## What you have to do
In the biography of Igor Krichever, which university did he join as a professor in 1997?

## Page text
=====

Russian academic and mathematician (1950–2022)

Igor Moiseevich Krichever (Игорь Моисеевич Кричевер; 8 October 1950 – 1 December 2022) was a Russian academic and mathematician.

==Biography==
Krichever was born in Kuybyshev to aviation engineer Moisey Solomonovich Krichever and Maria Leyzerovna Arlievskaya. He received a silver medal at the 1967 International Mathematical Olympiad. He graduated from the MSU Faculty of Mechanics and Mathematics in 1972.

From 1975 to 1988, Krichever was a researcher at the Energy Institute G. M. Krzhizhanovsky. He was then a senior researcher at the Institute for Problems in Mechanics of the Russian Academy of Sciences. In 1990, he became a senior researcher for the Landau Institute for Theoretical Physics. From 1992 to 1996, he was a professor at the Independent University of Moscow. In 1997, he became a professor at Columbia University in New York City, where he served as dean of the mathematics department from 2008 to 2011. In 2013, he became a professor at the Higher School of Economics in Moscow. That same year, he became deputy director of the Institute for Information Transmission Problems of Russian Academy of Sciences.

In 2011, Krichever was awarded the Medal of the Order "For Merit to the Fatherland" II class.

Igor Krichever died in New York City on 1 December 2022, at the age of 72.

=====

## Data provided
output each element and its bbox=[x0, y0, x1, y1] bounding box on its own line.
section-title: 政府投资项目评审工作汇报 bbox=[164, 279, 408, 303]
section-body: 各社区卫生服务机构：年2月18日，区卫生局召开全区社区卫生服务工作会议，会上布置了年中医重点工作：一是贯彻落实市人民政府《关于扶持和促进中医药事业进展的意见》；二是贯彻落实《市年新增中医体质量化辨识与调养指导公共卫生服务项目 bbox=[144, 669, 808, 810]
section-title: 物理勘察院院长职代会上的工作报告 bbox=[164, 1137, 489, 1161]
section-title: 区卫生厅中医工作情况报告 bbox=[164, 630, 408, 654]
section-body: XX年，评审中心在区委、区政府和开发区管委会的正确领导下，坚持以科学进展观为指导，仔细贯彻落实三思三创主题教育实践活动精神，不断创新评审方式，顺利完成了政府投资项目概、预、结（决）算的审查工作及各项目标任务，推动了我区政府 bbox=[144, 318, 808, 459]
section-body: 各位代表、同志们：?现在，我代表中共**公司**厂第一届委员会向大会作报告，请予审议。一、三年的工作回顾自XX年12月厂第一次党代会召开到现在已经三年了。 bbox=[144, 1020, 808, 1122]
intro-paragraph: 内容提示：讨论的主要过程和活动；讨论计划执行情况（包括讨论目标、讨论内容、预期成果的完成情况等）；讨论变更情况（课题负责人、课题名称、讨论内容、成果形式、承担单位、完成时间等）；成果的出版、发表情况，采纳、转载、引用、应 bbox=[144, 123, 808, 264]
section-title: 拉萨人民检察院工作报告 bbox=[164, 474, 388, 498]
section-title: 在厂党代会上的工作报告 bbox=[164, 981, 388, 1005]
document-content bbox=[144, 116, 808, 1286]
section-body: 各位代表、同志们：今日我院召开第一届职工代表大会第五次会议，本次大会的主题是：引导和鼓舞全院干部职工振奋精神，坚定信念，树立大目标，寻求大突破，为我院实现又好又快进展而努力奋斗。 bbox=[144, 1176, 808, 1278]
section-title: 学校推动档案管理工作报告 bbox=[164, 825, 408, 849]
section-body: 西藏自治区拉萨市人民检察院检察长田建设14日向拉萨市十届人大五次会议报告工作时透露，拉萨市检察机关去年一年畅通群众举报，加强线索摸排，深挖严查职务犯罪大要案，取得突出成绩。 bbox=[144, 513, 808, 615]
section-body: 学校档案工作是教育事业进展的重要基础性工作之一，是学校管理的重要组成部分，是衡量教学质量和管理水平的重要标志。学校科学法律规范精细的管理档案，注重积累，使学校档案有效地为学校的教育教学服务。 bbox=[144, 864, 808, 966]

=====

## Task output
Columbia University in New York City